(Extracted data entries)
<<<<

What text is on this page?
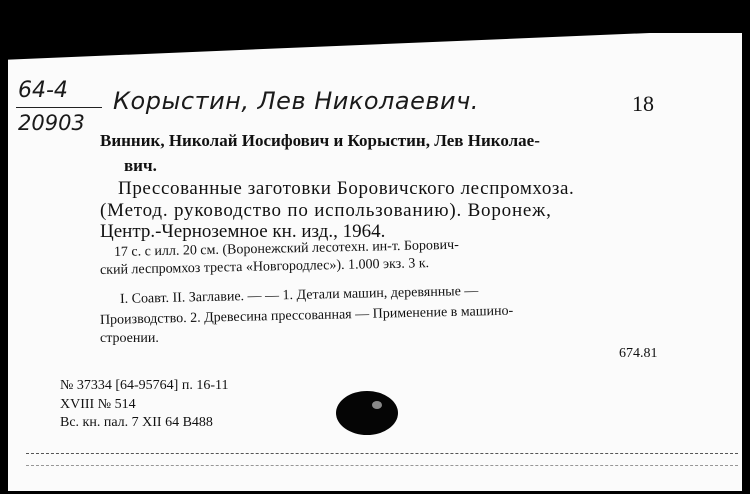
64-4
20903
Корыстин, Лев Николаевич.	18
Винник, Николай Иосифович и Корыстин, Лев Николае-
вич.
Прессованные заготовки Боровичского леспромхоза.
(Метод. руководство по использованию). Воронеж,
Центр.-Черноземное кн. изд., 1964.
17 с. с илл. 20 см. (Воронежский лесотехн. ин-т. Борович-
ский леспромхоз треста «Новгородлес»). 1.000 экз. 3 к.
I. Соавт. II. Заглавие. — — 1. Детали машин, деревянные —
Производство. 2. Древесина прессованная — Применение в машино-
строении.
674.81
№ 37334 [64-95764] п. 16-11
XVIII № 514
Вс. кн. пал. 7 XII 64 В488
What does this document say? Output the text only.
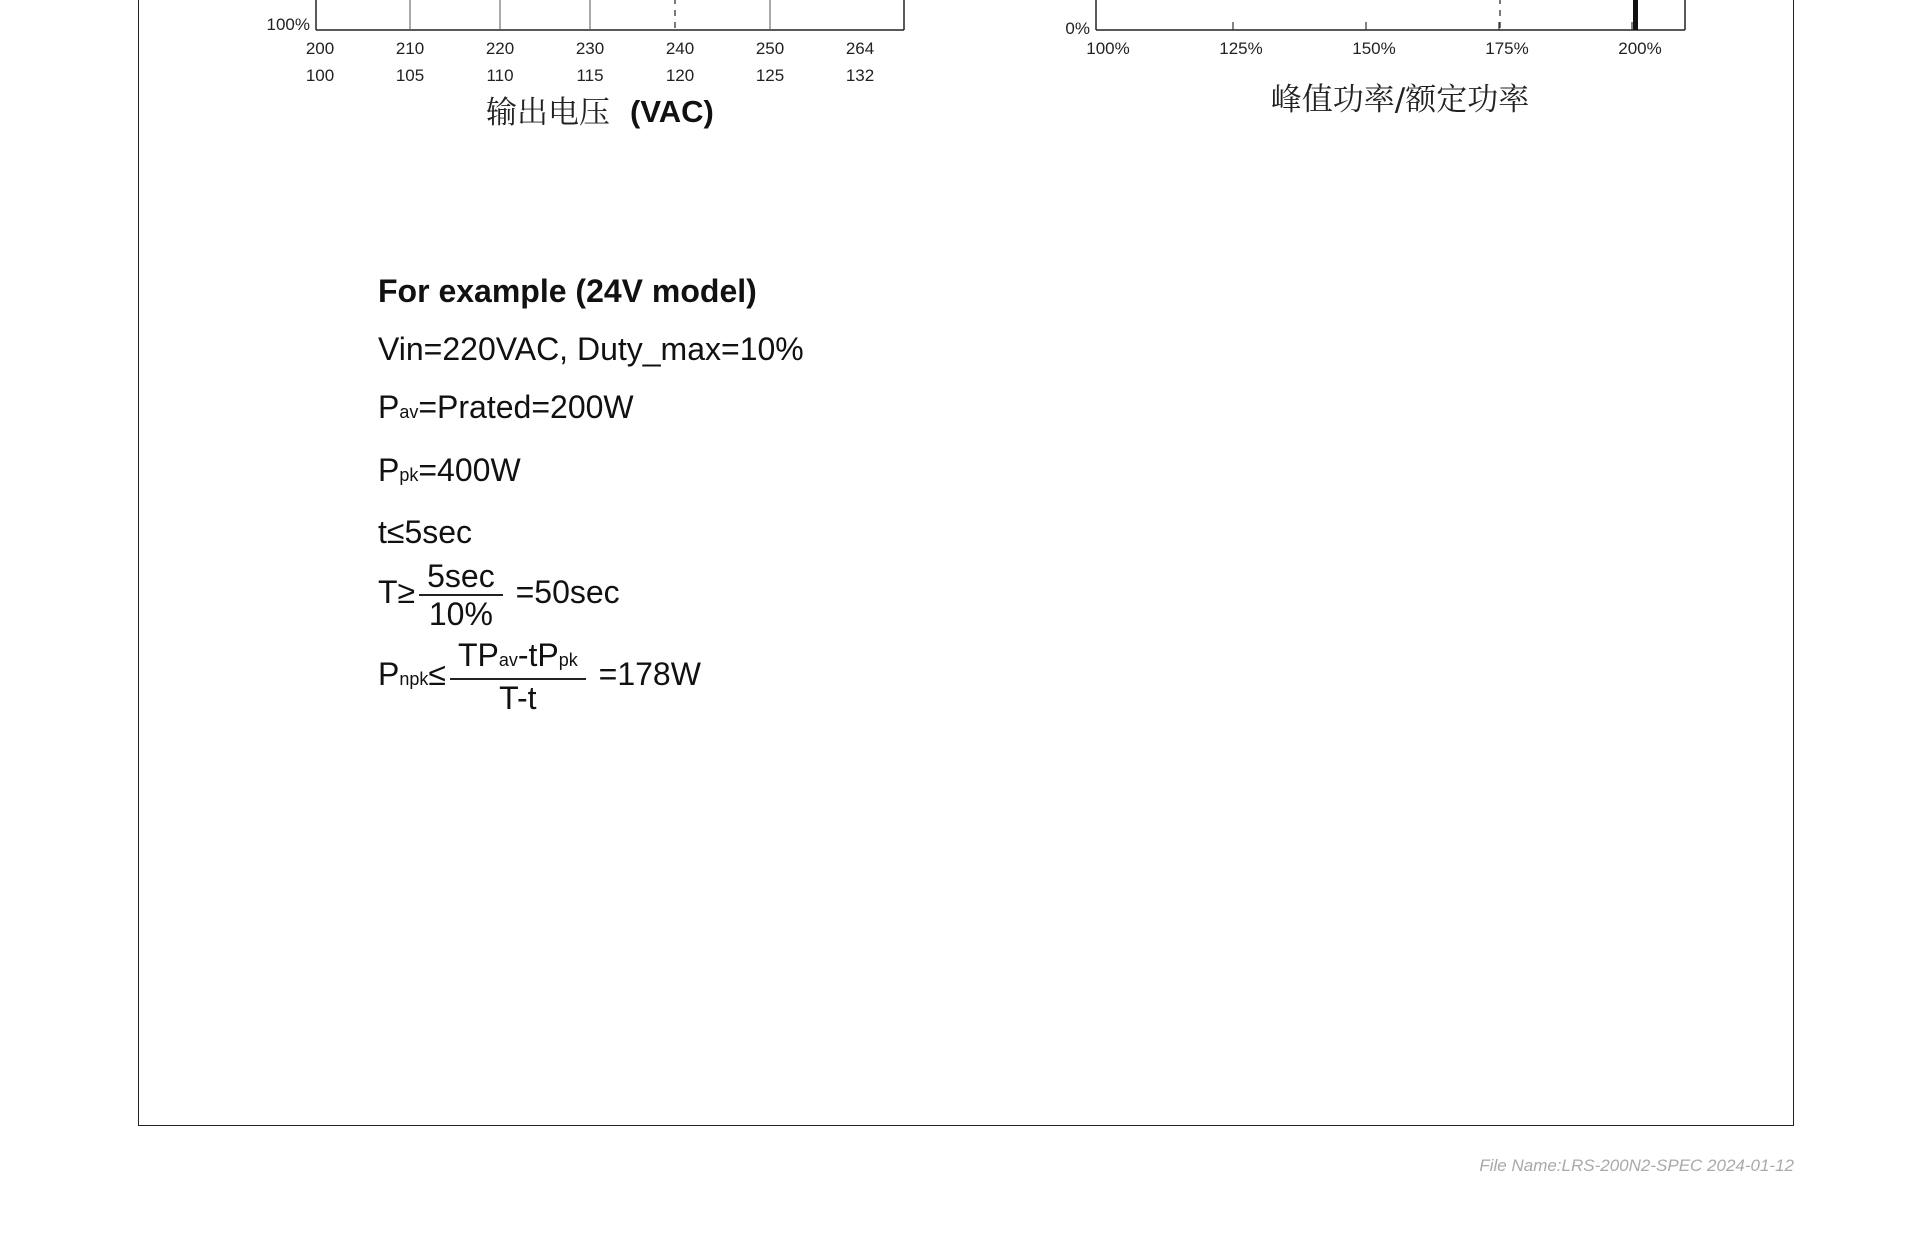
100%
200
100
210
105
220
110
230
115
240
120
250
125
264
132
输出电压 (VAC)
0%
100%	125%	150%	175%	200%
峰值功率/额定功率
For example (24V model)
Vin=220VAC, Duty_max=10%
Pav=Prated=200W
Ppk=400W
t≤5sec
$T\ge \frac{5\sec}{10\%} =50\sec$
Pnpk≤ $\frac{\text{TPav-tPpk}}{T-t} =178W$
File Name:LRS-200N2-SPEC 2024-01-12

>>>>

● **Set problem**: With the pictures omitted, reproduce the records in full and exactly.

● **Response to the exercise**:
What text is on this page?
64-4
20903
Корыстин, Лев Николаевич.	18
Винник, Николай Иосифович и Корыстин, Лев Николае-
вич.
Прессованные заготовки Боровичского леспромхоза.
(Метод. руководство по использованию). Воронеж,
Центр.-Черноземное кн. изд., 1964.
17 с. с илл. 20 см. (Воронежский лесотехн. ин-т. Борович-
ский леспромхоз треста «Новгородлес»). 1.000 экз. 3 к.
I. Соавт. II. Заглавие. — — 1. Детали машин, деревянные —
Производство. 2. Древесина прессованная — Применение в машино-
строении.
674.81
№ 37334 [64-95764] п. 16-11
XVIII № 514
Вс. кн. пал. 7 XII 64 В488
What does this document say? Output the text only.
100%
200
100
210
105
220
110
230
115
240
120
250
125
264
132
输出电压 (VAC)
0%
100%	125%	150%	175%	200%
峰值功率/额定功率
For example (24V model)
Vin=220VAC, Duty_max=10%
Pav=Prated=200W
Ppk=400W
t≤5sec
$T\ge \frac{5\sec}{10\%} =50\sec$
Pnpk≤ $\frac{\text{TPav-tPpk}}{T-t} =178W$
File Name:LRS-200N2-SPEC 2024-01-12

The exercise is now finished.